-------- EXCERPTED DATA

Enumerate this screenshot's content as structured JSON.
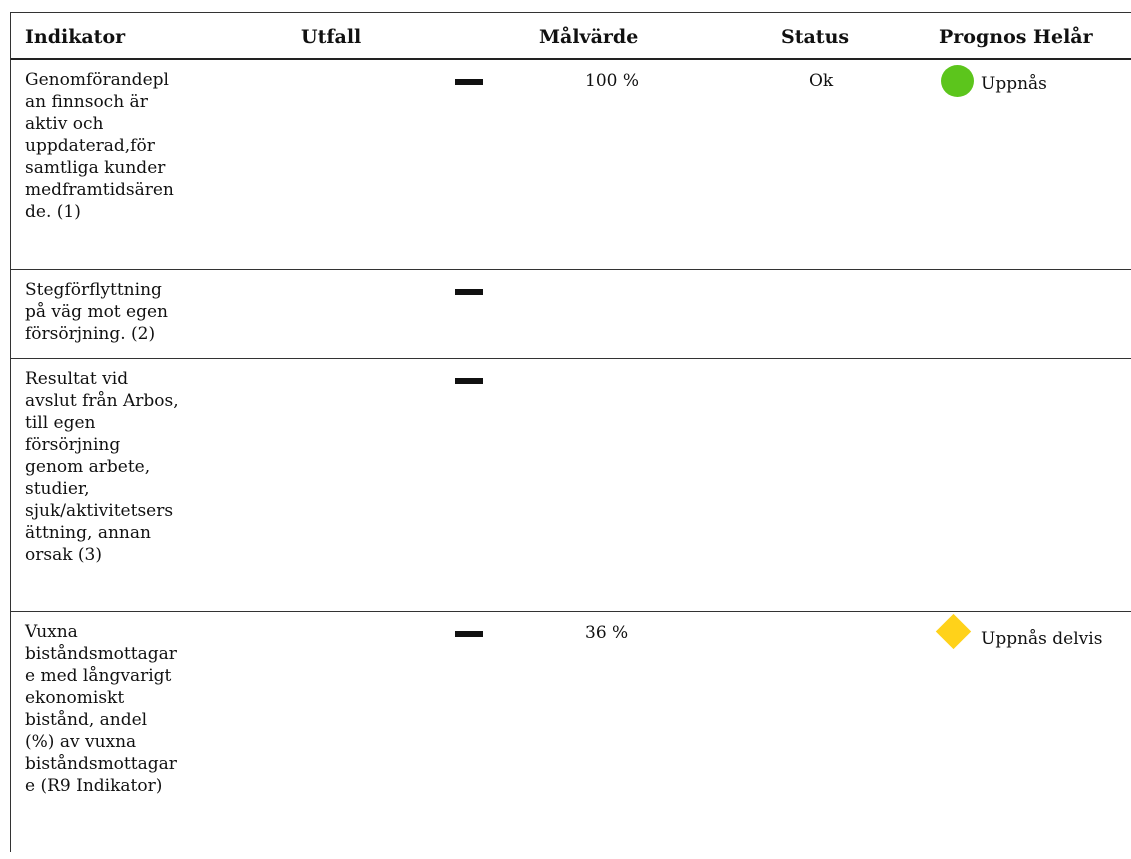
{
  "header": {
    "indikator": "Indikator",
    "utfall": "Utfall",
    "malvarde": "Målvärde",
    "status": "Status",
    "prognos": "Prognos Helår"
  },
  "rows": [
    {
      "indikator": "Genomförandepl\nan finnsoch är\naktiv och\nuppdaterad,för\nsamtliga kunder\nmedframtidsären\nde. (1)",
      "malvarde": "100 %",
      "status": "Ok",
      "prognos_icon": "green-circle-icon",
      "prognos": "Uppnås"
    },
    {
      "indikator": "Stegförflyttning\npå väg mot egen\nförsörjning. (2)",
      "malvarde": "",
      "status": "",
      "prognos_icon": "",
      "prognos": ""
    },
    {
      "indikator": "Resultat vid\navslut från Arbos,\ntill egen\nförsörjning\ngenom arbete,\nstudier,\nsjuk/aktivitetsers\nättning, annan\norsak (3)",
      "malvarde": "",
      "status": "",
      "prognos_icon": "",
      "prognos": ""
    },
    {
      "indikator": "Vuxna\nbiståndsmottagar\ne med långvarigt\nekonomiskt\nbistånd, andel\n(%) av vuxna\nbiståndsmottagar\ne (R9 Indikator)",
      "malvarde": "36 %",
      "status": "",
      "prognos_icon": "yellow-diamond-icon",
      "prognos": "Uppnås delvis"
    }
  ],
  "colors": {
    "green": "#5cc51c",
    "yellow": "#ffd21a"
  }
}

----------------

- TASK REQUIREMENTS: Taking each record in turn, retype it exactly and drop any picture.

- RESPONSE AREA:
Enumerate this screenshot's content as structured JSON.
{
  "header": {
    "indikator": "Indikator",
    "utfall": "Utfall",
    "malvarde": "Målvärde",
    "status": "Status",
    "prognos": "Prognos Helår"
  },
  "rows": [
    {
      "indikator": "Genomförandepl\nan finnsoch är\naktiv och\nuppdaterad,för\nsamtliga kunder\nmedframtidsären\nde. (1)",
      "malvarde": "100 %",
      "status": "Ok",
      "prognos_icon": "green-circle-icon",
      "prognos": "Uppnås"
    },
    {
      "indikator": "Stegförflyttning\npå väg mot egen\nförsörjning. (2)",
      "malvarde": "",
      "status": "",
      "prognos_icon": "",
      "prognos": ""
    },
    {
      "indikator": "Resultat vid\navslut från Arbos,\ntill egen\nförsörjning\ngenom arbete,\nstudier,\nsjuk/aktivitetsers\nättning, annan\norsak (3)",
      "malvarde": "",
      "status": "",
      "prognos_icon": "",
      "prognos": ""
    },
    {
      "indikator": "Vuxna\nbiståndsmottagar\ne med långvarigt\nekonomiskt\nbistånd, andel\n(%) av vuxna\nbiståndsmottagar\ne (R9 Indikator)",
      "malvarde": "36 %",
      "status": "",
      "prognos_icon": "yellow-diamond-icon",
      "prognos": "Uppnås delvis"
    }
  ],
  "colors": {
    "green": "#5cc51c",
    "yellow": "#ffd21a"
  }
}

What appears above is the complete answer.